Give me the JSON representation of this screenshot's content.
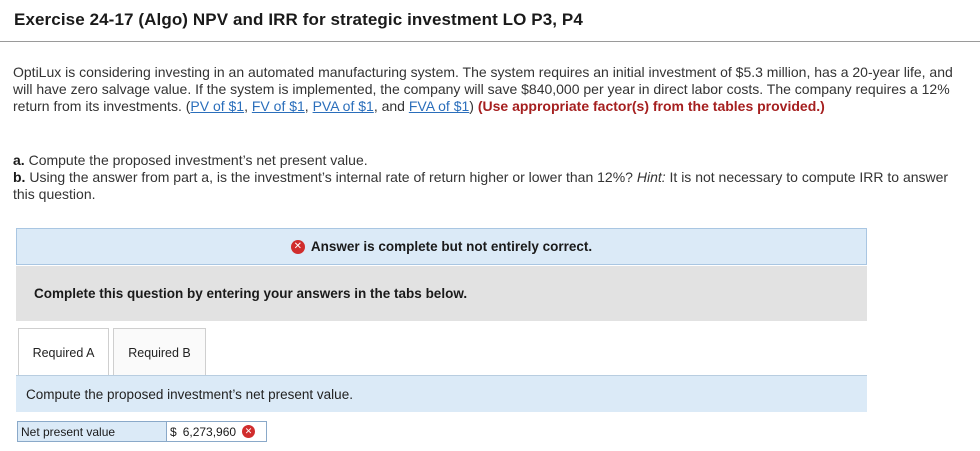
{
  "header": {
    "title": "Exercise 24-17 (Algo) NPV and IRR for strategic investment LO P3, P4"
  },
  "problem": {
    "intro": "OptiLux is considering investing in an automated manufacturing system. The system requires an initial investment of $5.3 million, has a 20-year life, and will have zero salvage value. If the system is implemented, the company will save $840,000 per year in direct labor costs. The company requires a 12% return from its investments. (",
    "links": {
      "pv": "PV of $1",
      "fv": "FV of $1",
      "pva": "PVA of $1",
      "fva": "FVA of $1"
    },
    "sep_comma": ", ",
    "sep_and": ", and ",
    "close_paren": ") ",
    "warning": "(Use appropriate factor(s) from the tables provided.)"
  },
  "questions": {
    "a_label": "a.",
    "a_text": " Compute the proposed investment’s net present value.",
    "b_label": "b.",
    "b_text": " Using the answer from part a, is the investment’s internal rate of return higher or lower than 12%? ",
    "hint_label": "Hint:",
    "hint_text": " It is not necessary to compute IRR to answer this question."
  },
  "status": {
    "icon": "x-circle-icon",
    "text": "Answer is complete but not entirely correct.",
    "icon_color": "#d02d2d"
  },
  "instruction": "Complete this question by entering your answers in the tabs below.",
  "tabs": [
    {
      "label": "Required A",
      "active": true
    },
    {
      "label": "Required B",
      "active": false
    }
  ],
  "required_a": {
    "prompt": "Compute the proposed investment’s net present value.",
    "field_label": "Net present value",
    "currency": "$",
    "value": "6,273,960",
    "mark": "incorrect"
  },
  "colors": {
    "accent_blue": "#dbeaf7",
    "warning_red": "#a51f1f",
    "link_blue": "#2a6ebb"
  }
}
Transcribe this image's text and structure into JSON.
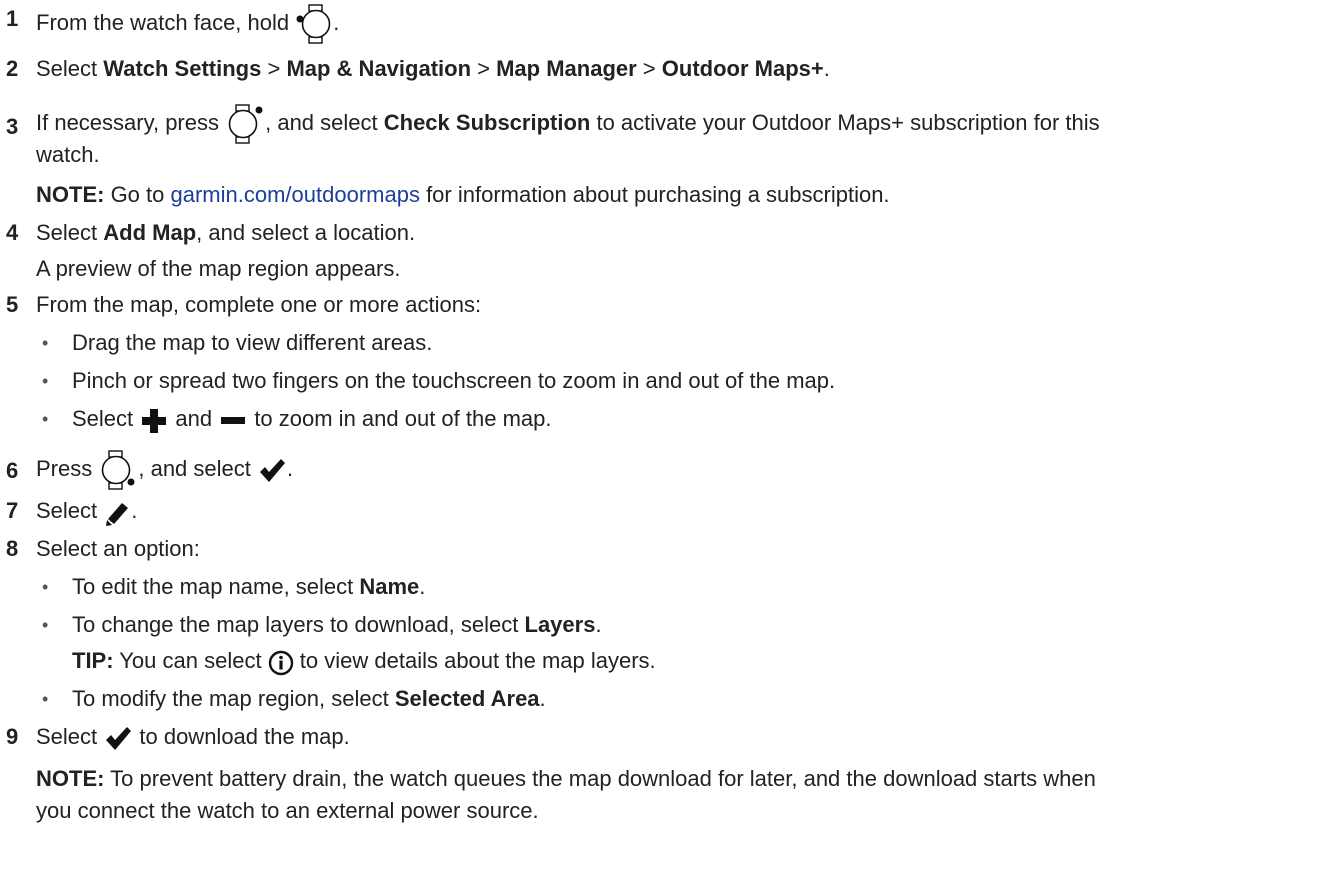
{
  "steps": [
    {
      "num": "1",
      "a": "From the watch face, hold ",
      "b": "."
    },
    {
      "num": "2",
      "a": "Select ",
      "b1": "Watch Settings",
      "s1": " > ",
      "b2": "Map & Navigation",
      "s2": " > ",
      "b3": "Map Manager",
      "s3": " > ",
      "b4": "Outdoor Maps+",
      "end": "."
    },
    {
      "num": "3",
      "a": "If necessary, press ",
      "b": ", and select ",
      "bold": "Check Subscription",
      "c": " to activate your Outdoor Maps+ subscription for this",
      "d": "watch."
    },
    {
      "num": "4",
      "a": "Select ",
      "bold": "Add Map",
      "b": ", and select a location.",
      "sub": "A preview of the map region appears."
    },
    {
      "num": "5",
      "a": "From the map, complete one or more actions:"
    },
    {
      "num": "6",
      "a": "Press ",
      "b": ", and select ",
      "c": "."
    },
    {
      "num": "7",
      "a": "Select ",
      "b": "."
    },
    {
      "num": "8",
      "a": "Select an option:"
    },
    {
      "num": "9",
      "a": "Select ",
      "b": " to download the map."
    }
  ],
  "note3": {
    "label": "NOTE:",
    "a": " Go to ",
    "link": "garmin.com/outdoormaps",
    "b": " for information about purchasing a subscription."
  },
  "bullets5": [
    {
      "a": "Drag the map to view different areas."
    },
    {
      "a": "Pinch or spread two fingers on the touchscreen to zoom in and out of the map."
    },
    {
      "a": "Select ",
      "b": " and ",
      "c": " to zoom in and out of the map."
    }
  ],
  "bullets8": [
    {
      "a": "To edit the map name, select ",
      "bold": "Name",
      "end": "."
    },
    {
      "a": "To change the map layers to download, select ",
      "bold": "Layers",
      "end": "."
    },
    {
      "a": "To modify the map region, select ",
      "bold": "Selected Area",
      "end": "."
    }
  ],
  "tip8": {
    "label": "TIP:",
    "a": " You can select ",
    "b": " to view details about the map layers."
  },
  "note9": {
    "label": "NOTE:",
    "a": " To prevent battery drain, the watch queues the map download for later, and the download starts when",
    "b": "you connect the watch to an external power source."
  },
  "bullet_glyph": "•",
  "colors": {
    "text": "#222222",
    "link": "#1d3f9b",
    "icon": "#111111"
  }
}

----

- **EXERCISE OBJECTIVE**: Copy everything in the records above except the pictures, exactly as written.

- **COMPLETE OUTPUT**:
Give me the JSON representation of this screenshot's content.
{
  "header": {
    "title": "Exercise 24-17 (Algo) NPV and IRR for strategic investment LO P3, P4"
  },
  "problem": {
    "intro": "OptiLux is considering investing in an automated manufacturing system. The system requires an initial investment of $5.3 million, has a 20-year life, and will have zero salvage value. If the system is implemented, the company will save $840,000 per year in direct labor costs. The company requires a 12% return from its investments. (",
    "links": {
      "pv": "PV of $1",
      "fv": "FV of $1",
      "pva": "PVA of $1",
      "fva": "FVA of $1"
    },
    "sep_comma": ", ",
    "sep_and": ", and ",
    "close_paren": ") ",
    "warning": "(Use appropriate factor(s) from the tables provided.)"
  },
  "questions": {
    "a_label": "a.",
    "a_text": " Compute the proposed investment’s net present value.",
    "b_label": "b.",
    "b_text": " Using the answer from part a, is the investment’s internal rate of return higher or lower than 12%? ",
    "hint_label": "Hint:",
    "hint_text": " It is not necessary to compute IRR to answer this question."
  },
  "status": {
    "icon": "x-circle-icon",
    "text": "Answer is complete but not entirely correct.",
    "icon_color": "#d02d2d"
  },
  "instruction": "Complete this question by entering your answers in the tabs below.",
  "tabs": [
    {
      "label": "Required A",
      "active": true
    },
    {
      "label": "Required B",
      "active": false
    }
  ],
  "required_a": {
    "prompt": "Compute the proposed investment’s net present value.",
    "field_label": "Net present value",
    "currency": "$",
    "value": "6,273,960",
    "mark": "incorrect"
  },
  "colors": {
    "accent_blue": "#dbeaf7",
    "warning_red": "#a51f1f",
    "link_blue": "#2a6ebb"
  }
}
Transcribe this image's text and structure into JSON.
{
  "steps": [
    {
      "num": "1",
      "a": "From the watch face, hold ",
      "b": "."
    },
    {
      "num": "2",
      "a": "Select ",
      "b1": "Watch Settings",
      "s1": " > ",
      "b2": "Map & Navigation",
      "s2": " > ",
      "b3": "Map Manager",
      "s3": " > ",
      "b4": "Outdoor Maps+",
      "end": "."
    },
    {
      "num": "3",
      "a": "If necessary, press ",
      "b": ", and select ",
      "bold": "Check Subscription",
      "c": " to activate your Outdoor Maps+ subscription for this",
      "d": "watch."
    },
    {
      "num": "4",
      "a": "Select ",
      "bold": "Add Map",
      "b": ", and select a location.",
      "sub": "A preview of the map region appears."
    },
    {
      "num": "5",
      "a": "From the map, complete one or more actions:"
    },
    {
      "num": "6",
      "a": "Press ",
      "b": ", and select ",
      "c": "."
    },
    {
      "num": "7",
      "a": "Select ",
      "b": "."
    },
    {
      "num": "8",
      "a": "Select an option:"
    },
    {
      "num": "9",
      "a": "Select ",
      "b": " to download the map."
    }
  ],
  "note3": {
    "label": "NOTE:",
    "a": " Go to ",
    "link": "garmin.com/outdoormaps",
    "b": " for information about purchasing a subscription."
  },
  "bullets5": [
    {
      "a": "Drag the map to view different areas."
    },
    {
      "a": "Pinch or spread two fingers on the touchscreen to zoom in and out of the map."
    },
    {
      "a": "Select ",
      "b": " and ",
      "c": " to zoom in and out of the map."
    }
  ],
  "bullets8": [
    {
      "a": "To edit the map name, select ",
      "bold": "Name",
      "end": "."
    },
    {
      "a": "To change the map layers to download, select ",
      "bold": "Layers",
      "end": "."
    },
    {
      "a": "To modify the map region, select ",
      "bold": "Selected Area",
      "end": "."
    }
  ],
  "tip8": {
    "label": "TIP:",
    "a": " You can select ",
    "b": " to view details about the map layers."
  },
  "note9": {
    "label": "NOTE:",
    "a": " To prevent battery drain, the watch queues the map download for later, and the download starts when",
    "b": "you connect the watch to an external power source."
  },
  "bullet_glyph": "•",
  "colors": {
    "text": "#222222",
    "link": "#1d3f9b",
    "icon": "#111111"
  }
}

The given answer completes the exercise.